--- Start of The records ---
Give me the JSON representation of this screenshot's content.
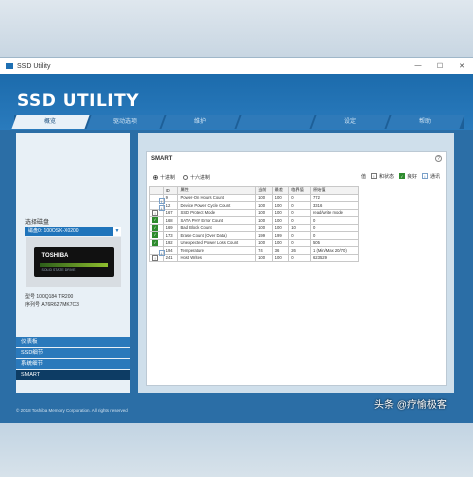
{
  "window": {
    "title": "SSD Utility",
    "minimize": "—",
    "maximize": "☐",
    "close": "✕"
  },
  "app": {
    "logo": "SSD UTILITY"
  },
  "tabs": [
    "概览",
    "驱动选项",
    "维护",
    "",
    "设定",
    "帮助"
  ],
  "sidebar": {
    "drive_label": "选择磁盘",
    "drive_value": "磁盘0: 100OSK-X0200",
    "ssd_brand": "TOSHIBA",
    "ssd_small": "SOLID STATE DRIVE",
    "model": "型号 100Q184 TR200",
    "serial": "序列号 A76R627MK7C3",
    "menu": [
      "仪表板",
      "SSD细节",
      "系统细节",
      "SMART"
    ],
    "active_menu": "SMART"
  },
  "smart": {
    "title": "SMART",
    "radio_dec": "十进制",
    "radio_hex": "十六进制",
    "legend": {
      "prefix": "值",
      "info_label": "和状态",
      "ok_label": "良好",
      "info2_label": "通讯"
    },
    "headers": [
      "",
      "ID",
      "属性",
      "当前",
      "最差",
      "临界值",
      "原始值"
    ],
    "rows": [
      {
        "s": "info",
        "id": "9",
        "name": "Power-On Hours Count",
        "cur": "100",
        "worst": "100",
        "thr": "0",
        "raw": "772"
      },
      {
        "s": "info",
        "id": "12",
        "name": "Device Power Cycle Count",
        "cur": "100",
        "worst": "100",
        "thr": "0",
        "raw": "3316"
      },
      {
        "s": "warn",
        "id": "167",
        "name": "SSD Protect Mode",
        "cur": "100",
        "worst": "100",
        "thr": "0",
        "raw": "read/write mode"
      },
      {
        "s": "ok",
        "id": "168",
        "name": "SATA PHY Error Count",
        "cur": "100",
        "worst": "100",
        "thr": "0",
        "raw": "0"
      },
      {
        "s": "ok",
        "id": "169",
        "name": "Bad Block Count",
        "cur": "100",
        "worst": "100",
        "thr": "10",
        "raw": "0"
      },
      {
        "s": "ok",
        "id": "173",
        "name": "Erase Count (Over Data)",
        "cur": "199",
        "worst": "199",
        "thr": "0",
        "raw": "0"
      },
      {
        "s": "ok",
        "id": "192",
        "name": "Unexpected Power Loss Count",
        "cur": "100",
        "worst": "100",
        "thr": "0",
        "raw": "505"
      },
      {
        "s": "info",
        "id": "194",
        "name": "Temperature",
        "cur": "74",
        "worst": "36",
        "thr": "26",
        "raw": "1 (Min/Max 20/70)"
      },
      {
        "s": "warn",
        "id": "241",
        "name": "Host Writes",
        "cur": "100",
        "worst": "100",
        "thr": "0",
        "raw": "623529"
      }
    ]
  },
  "footer": "© 2018 Toshiba Memory Corporation. All rights reserved",
  "watermark": "头条 @疗愉极客"
}
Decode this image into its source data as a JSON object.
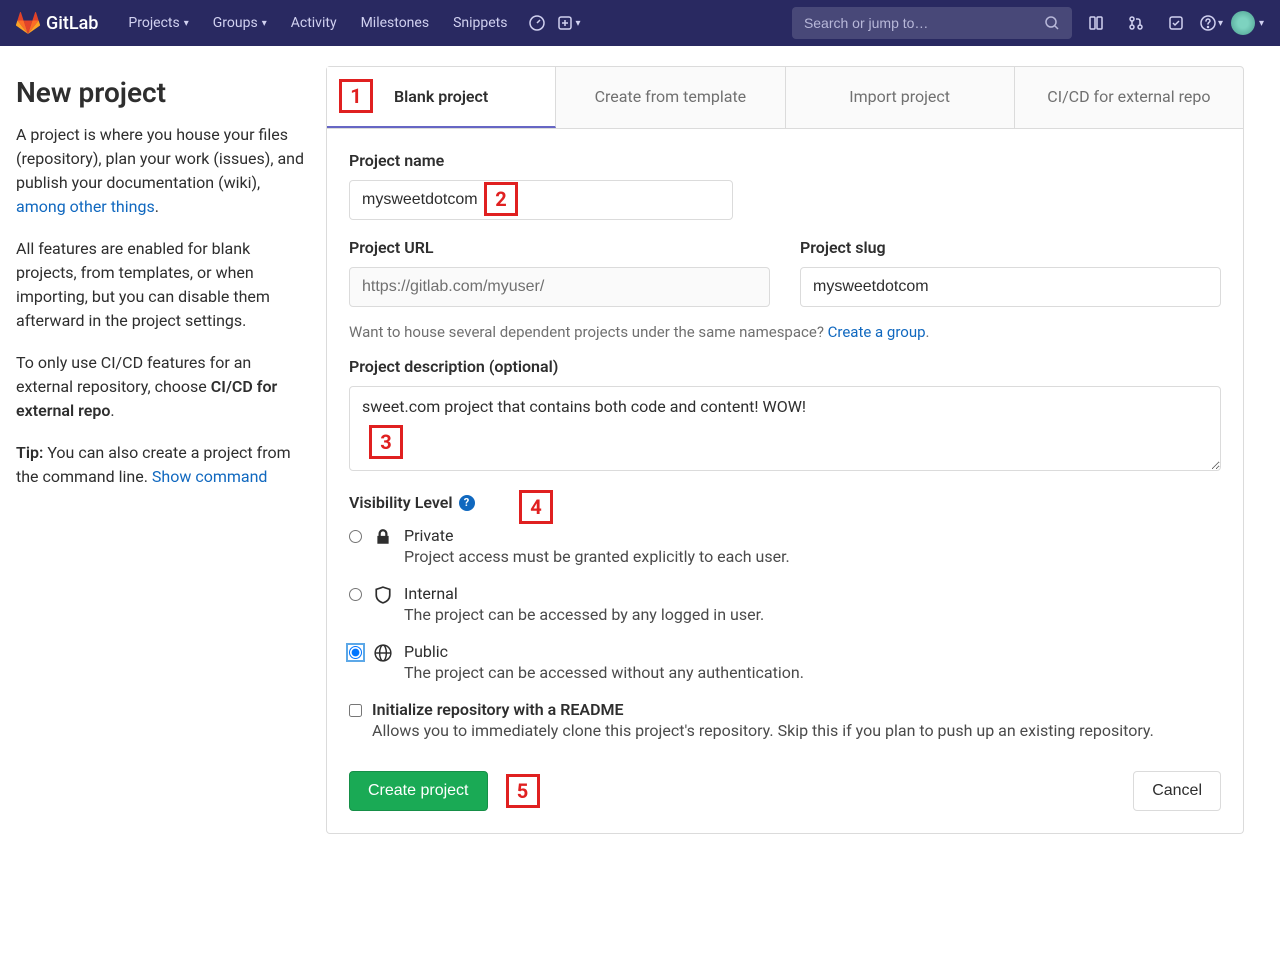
{
  "header": {
    "brand": "GitLab",
    "nav": {
      "projects": "Projects",
      "groups": "Groups",
      "activity": "Activity",
      "milestones": "Milestones",
      "snippets": "Snippets"
    },
    "search_placeholder": "Search or jump to…"
  },
  "sidebar": {
    "title": "New project",
    "p1_a": "A project is where you house your files (repository), plan your work (issues), and publish your documentation (wiki), ",
    "p1_link": "among other things",
    "p1_b": ".",
    "p2": "All features are enabled for blank projects, from templates, or when importing, but you can disable them afterward in the project settings.",
    "p3_a": "To only use CI/CD features for an external repository, choose ",
    "p3_b": "CI/CD for external repo",
    "p3_c": ".",
    "p4_a": "Tip:",
    "p4_b": " You can also create a project from the command line. ",
    "p4_link": "Show command"
  },
  "tabs": {
    "blank": "Blank project",
    "template": "Create from template",
    "import": "Import project",
    "cicd": "CI/CD for external repo"
  },
  "form": {
    "name_label": "Project name",
    "name_value": "mysweetdotcom",
    "url_label": "Project URL",
    "url_value": "https://gitlab.com/myuser/",
    "slug_label": "Project slug",
    "slug_value": "mysweetdotcom",
    "hint_a": "Want to house several dependent projects under the same namespace? ",
    "hint_link": "Create a group",
    "hint_b": ".",
    "desc_label": "Project description (optional)",
    "desc_value": "sweet.com project that contains both code and content! WOW!",
    "vis_label": "Visibility Level",
    "vis": {
      "private": {
        "title": "Private",
        "desc": "Project access must be granted explicitly to each user."
      },
      "internal": {
        "title": "Internal",
        "desc": "The project can be accessed by any logged in user."
      },
      "public": {
        "title": "Public",
        "desc": "The project can be accessed without any authentication."
      }
    },
    "readme": {
      "title": "Initialize repository with a README",
      "desc": "Allows you to immediately clone this project's repository. Skip this if you plan to push up an existing repository."
    },
    "create": "Create project",
    "cancel": "Cancel"
  },
  "markers": {
    "m1": "1",
    "m2": "2",
    "m3": "3",
    "m4": "4",
    "m5": "5"
  }
}
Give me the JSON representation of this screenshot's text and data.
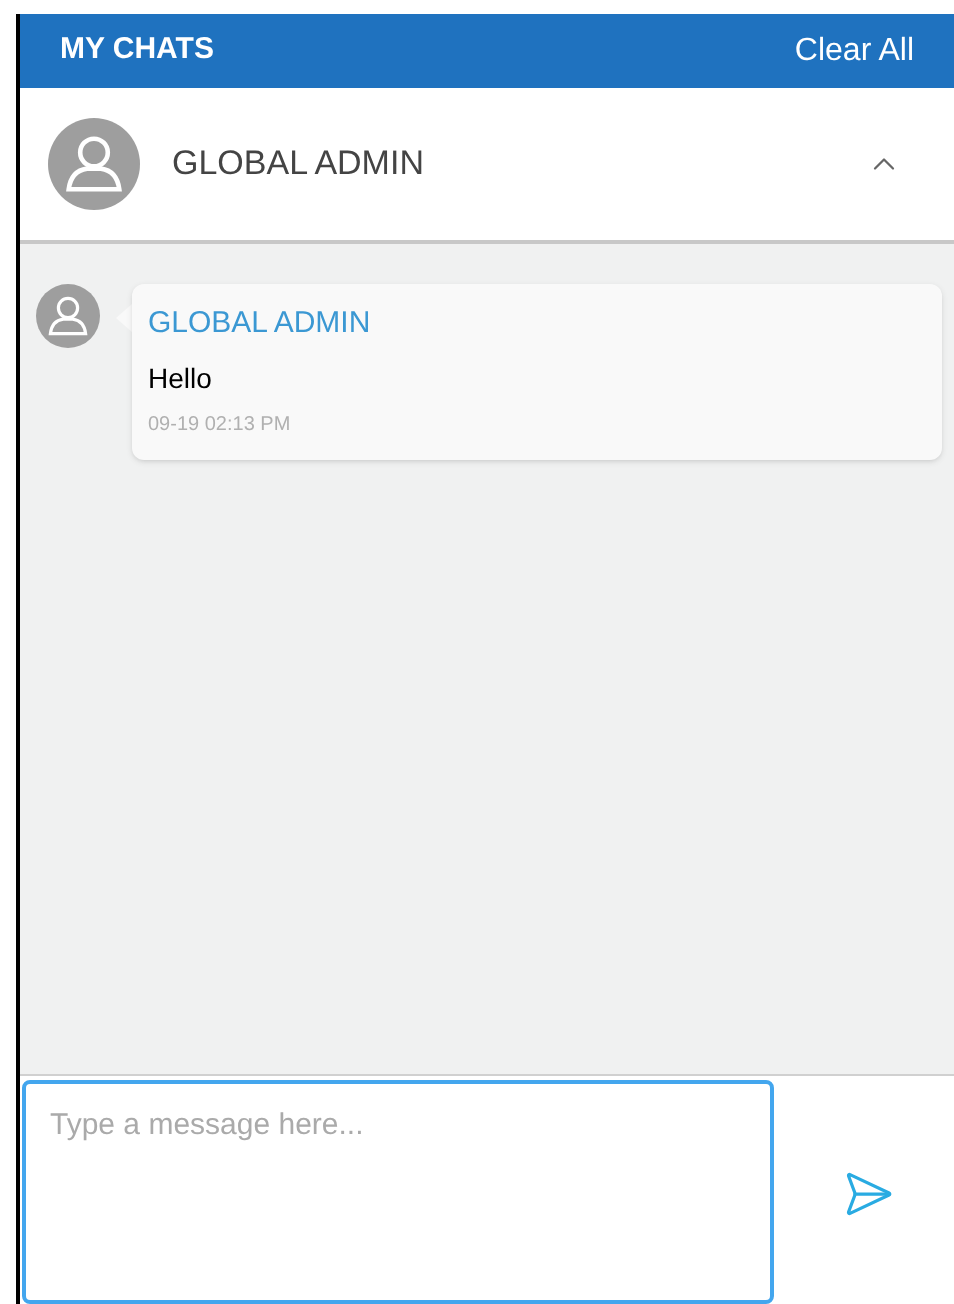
{
  "header": {
    "title": "MY CHATS",
    "action": "Clear All"
  },
  "contact": {
    "name": "GLOBAL ADMIN",
    "expanded": true
  },
  "messages": [
    {
      "sender": "GLOBAL ADMIN",
      "text": "Hello",
      "time": "09-19 02:13 PM"
    }
  ],
  "composer": {
    "placeholder": "Type a message here..."
  }
}
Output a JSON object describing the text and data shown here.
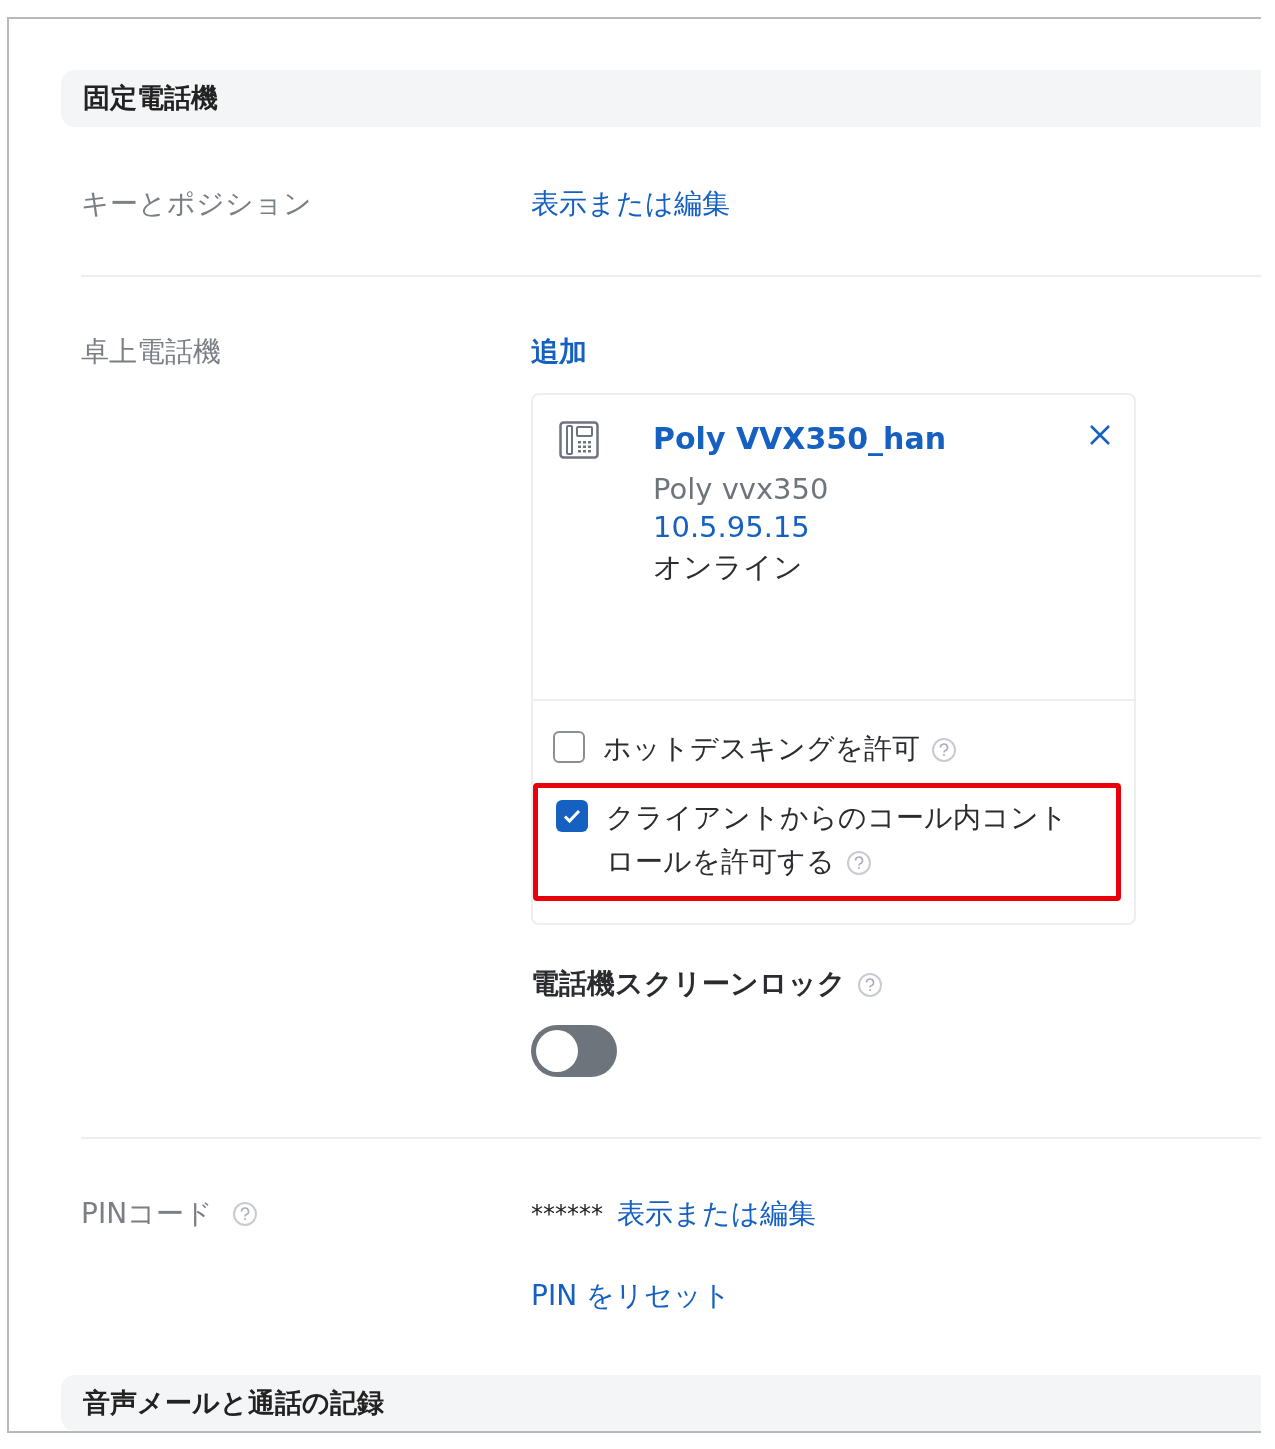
{
  "sections": [
    {
      "title": "固定電話機"
    },
    {
      "title": "音声メールと通話の記録"
    }
  ],
  "keys_row": {
    "label": "キーとポジション",
    "link": "表示または編集"
  },
  "desk_phone_row": {
    "label": "卓上電話機",
    "add_link": "追加",
    "device": {
      "name": "Poly VVX350_han",
      "model": "Poly vvx350",
      "ip": "10.5.95.15",
      "status": "オンライン",
      "options": [
        {
          "label": "ホットデスキングを許可",
          "checked": false,
          "highlighted": false
        },
        {
          "label": "クライアントからのコール内コントロールを許可する",
          "checked": true,
          "highlighted": true
        }
      ]
    },
    "screen_lock": {
      "label": "電話機スクリーンロック",
      "on": false
    }
  },
  "pin_row": {
    "label": "PINコード",
    "masked": "******",
    "link": "表示または編集",
    "reset_link": "PIN をリセット"
  }
}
--- End of The records ---
Return all lines containing "false".

Complete answer:
          "checked": false,
          "highlighted": false
      "on": false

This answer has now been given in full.